A run of records
--------------------

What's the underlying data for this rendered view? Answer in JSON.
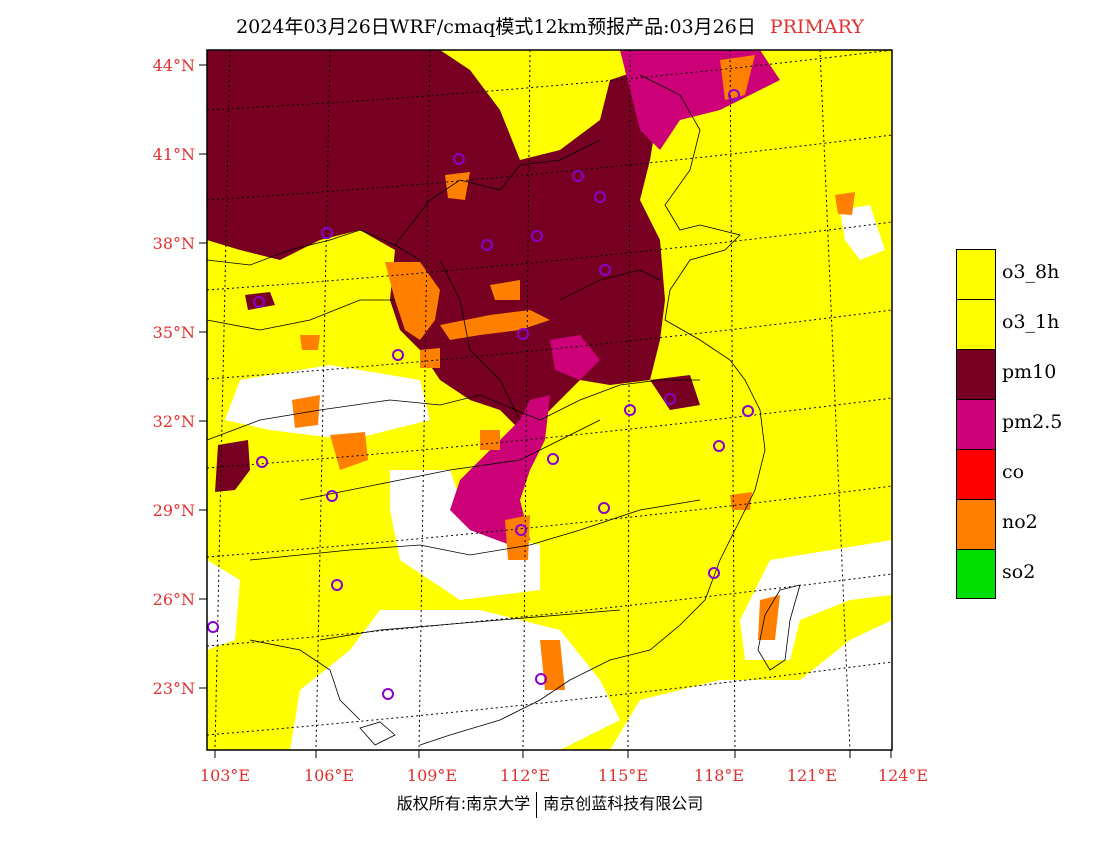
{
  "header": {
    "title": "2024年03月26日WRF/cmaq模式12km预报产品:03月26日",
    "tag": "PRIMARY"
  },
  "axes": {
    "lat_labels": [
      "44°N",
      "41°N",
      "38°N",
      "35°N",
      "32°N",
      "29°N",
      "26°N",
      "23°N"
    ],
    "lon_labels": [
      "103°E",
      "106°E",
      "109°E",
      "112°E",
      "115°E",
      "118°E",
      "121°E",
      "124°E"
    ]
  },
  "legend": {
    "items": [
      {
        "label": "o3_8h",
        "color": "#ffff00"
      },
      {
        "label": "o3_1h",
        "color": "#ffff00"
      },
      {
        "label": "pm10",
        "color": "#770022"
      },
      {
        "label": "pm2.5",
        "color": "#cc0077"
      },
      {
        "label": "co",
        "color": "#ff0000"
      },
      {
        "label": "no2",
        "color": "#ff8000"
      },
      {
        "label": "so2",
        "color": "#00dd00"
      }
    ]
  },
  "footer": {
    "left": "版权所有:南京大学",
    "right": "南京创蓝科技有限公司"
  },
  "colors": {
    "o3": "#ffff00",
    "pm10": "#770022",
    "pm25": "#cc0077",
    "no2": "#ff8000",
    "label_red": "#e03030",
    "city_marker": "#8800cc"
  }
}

--------------------

◆ **Directions**
Retype all the records shown above, character for character. Omit every picture.

◆ **Result for this task**
What's the underlying data for this rendered view? Answer in JSON.
{
  "header": {
    "title": "2024年03月26日WRF/cmaq模式12km预报产品:03月26日",
    "tag": "PRIMARY"
  },
  "axes": {
    "lat_labels": [
      "44°N",
      "41°N",
      "38°N",
      "35°N",
      "32°N",
      "29°N",
      "26°N",
      "23°N"
    ],
    "lon_labels": [
      "103°E",
      "106°E",
      "109°E",
      "112°E",
      "115°E",
      "118°E",
      "121°E",
      "124°E"
    ]
  },
  "legend": {
    "items": [
      {
        "label": "o3_8h",
        "color": "#ffff00"
      },
      {
        "label": "o3_1h",
        "color": "#ffff00"
      },
      {
        "label": "pm10",
        "color": "#770022"
      },
      {
        "label": "pm2.5",
        "color": "#cc0077"
      },
      {
        "label": "co",
        "color": "#ff0000"
      },
      {
        "label": "no2",
        "color": "#ff8000"
      },
      {
        "label": "so2",
        "color": "#00dd00"
      }
    ]
  },
  "footer": {
    "left": "版权所有:南京大学",
    "right": "南京创蓝科技有限公司"
  },
  "colors": {
    "o3": "#ffff00",
    "pm10": "#770022",
    "pm25": "#cc0077",
    "no2": "#ff8000",
    "label_red": "#e03030",
    "city_marker": "#8800cc"
  }
}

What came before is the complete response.